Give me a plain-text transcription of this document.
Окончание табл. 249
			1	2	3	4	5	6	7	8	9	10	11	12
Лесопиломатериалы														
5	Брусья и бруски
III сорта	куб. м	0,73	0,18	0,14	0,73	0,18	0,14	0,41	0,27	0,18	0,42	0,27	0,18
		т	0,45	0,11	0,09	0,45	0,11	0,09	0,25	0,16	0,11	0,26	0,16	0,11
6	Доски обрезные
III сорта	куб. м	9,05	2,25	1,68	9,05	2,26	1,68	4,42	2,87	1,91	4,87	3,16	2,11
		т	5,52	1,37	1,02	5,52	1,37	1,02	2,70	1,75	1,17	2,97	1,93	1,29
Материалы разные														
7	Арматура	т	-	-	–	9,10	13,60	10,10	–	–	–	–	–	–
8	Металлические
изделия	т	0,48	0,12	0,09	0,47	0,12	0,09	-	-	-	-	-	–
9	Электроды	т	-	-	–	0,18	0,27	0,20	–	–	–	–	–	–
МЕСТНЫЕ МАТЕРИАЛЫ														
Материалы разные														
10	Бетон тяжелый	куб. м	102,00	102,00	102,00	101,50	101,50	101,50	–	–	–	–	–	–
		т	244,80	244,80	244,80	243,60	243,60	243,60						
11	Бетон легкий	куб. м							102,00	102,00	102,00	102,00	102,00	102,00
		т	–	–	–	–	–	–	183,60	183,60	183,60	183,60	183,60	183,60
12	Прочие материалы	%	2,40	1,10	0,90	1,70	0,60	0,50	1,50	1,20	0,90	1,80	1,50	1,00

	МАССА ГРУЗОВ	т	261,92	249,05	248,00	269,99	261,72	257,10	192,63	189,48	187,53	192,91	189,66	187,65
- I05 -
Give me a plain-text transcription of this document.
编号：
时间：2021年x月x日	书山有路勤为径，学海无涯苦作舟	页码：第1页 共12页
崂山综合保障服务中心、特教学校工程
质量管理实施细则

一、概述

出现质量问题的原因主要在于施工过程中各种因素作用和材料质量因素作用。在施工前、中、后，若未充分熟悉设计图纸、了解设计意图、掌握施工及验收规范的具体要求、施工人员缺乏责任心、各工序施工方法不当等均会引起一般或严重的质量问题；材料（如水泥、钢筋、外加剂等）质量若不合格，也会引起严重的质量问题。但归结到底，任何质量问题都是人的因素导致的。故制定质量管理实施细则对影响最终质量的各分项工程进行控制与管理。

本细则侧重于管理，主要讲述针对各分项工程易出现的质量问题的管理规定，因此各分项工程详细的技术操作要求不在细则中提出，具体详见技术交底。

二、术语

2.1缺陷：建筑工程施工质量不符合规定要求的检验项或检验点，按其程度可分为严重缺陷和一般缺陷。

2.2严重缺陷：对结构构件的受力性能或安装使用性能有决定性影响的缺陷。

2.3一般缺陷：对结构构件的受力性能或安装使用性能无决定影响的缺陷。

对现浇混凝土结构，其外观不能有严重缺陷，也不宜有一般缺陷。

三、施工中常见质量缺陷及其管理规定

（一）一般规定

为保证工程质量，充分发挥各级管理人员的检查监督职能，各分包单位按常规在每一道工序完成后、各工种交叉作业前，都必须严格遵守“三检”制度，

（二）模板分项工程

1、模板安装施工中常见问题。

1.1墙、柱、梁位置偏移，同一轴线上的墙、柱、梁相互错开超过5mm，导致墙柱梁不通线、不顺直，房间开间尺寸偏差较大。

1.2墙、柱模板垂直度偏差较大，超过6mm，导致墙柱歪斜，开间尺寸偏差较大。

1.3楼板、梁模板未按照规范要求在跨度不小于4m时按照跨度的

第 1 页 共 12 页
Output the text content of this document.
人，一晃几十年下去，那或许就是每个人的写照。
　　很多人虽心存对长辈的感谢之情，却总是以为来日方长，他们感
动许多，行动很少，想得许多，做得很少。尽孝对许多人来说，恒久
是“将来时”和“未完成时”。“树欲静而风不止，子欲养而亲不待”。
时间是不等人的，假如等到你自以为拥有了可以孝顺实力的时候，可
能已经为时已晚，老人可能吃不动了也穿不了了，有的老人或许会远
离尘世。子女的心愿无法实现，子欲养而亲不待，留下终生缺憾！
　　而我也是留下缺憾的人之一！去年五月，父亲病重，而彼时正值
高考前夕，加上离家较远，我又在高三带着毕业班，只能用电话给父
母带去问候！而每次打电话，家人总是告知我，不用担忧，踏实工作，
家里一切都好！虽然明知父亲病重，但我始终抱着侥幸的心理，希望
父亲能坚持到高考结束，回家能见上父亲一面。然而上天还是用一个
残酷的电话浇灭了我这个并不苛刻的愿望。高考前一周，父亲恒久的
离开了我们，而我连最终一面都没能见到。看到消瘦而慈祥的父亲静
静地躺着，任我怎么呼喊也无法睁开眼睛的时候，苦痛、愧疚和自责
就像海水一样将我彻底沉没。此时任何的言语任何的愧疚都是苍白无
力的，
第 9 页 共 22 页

• • • •

**WRITTEN INSTRUCTION**:
All lines from the line containing "Output the text content of this document." through the end of the listing above are to be duplicated exactly; include both ends and nothing further.

**THE RESULT**:
Output the text content of this document.
人，一晃几十年下去，那或许就是每个人的写照。
　　很多人虽心存对长辈的感谢之情，却总是以为来日方长，他们感
动许多，行动很少，想得许多，做得很少。尽孝对许多人来说，恒久
是“将来时”和“未完成时”。“树欲静而风不止，子欲养而亲不待”。
时间是不等人的，假如等到你自以为拥有了可以孝顺实力的时候，可
能已经为时已晚，老人可能吃不动了也穿不了了，有的老人或许会远
离尘世。子女的心愿无法实现，子欲养而亲不待，留下终生缺憾！
　　而我也是留下缺憾的人之一！去年五月，父亲病重，而彼时正值
高考前夕，加上离家较远，我又在高三带着毕业班，只能用电话给父
母带去问候！而每次打电话，家人总是告知我，不用担忧，踏实工作，
家里一切都好！虽然明知父亲病重，但我始终抱着侥幸的心理，希望
父亲能坚持到高考结束，回家能见上父亲一面。然而上天还是用一个
残酷的电话浇灭了我这个并不苛刻的愿望。高考前一周，父亲恒久的
离开了我们，而我连最终一面都没能见到。看到消瘦而慈祥的父亲静
静地躺着，任我怎么呼喊也无法睁开眼睛的时候，苦痛、愧疚和自责
就像海水一样将我彻底沉没。此时任何的言语任何的愧疚都是苍白无
力的，
第 9 页 共 22 页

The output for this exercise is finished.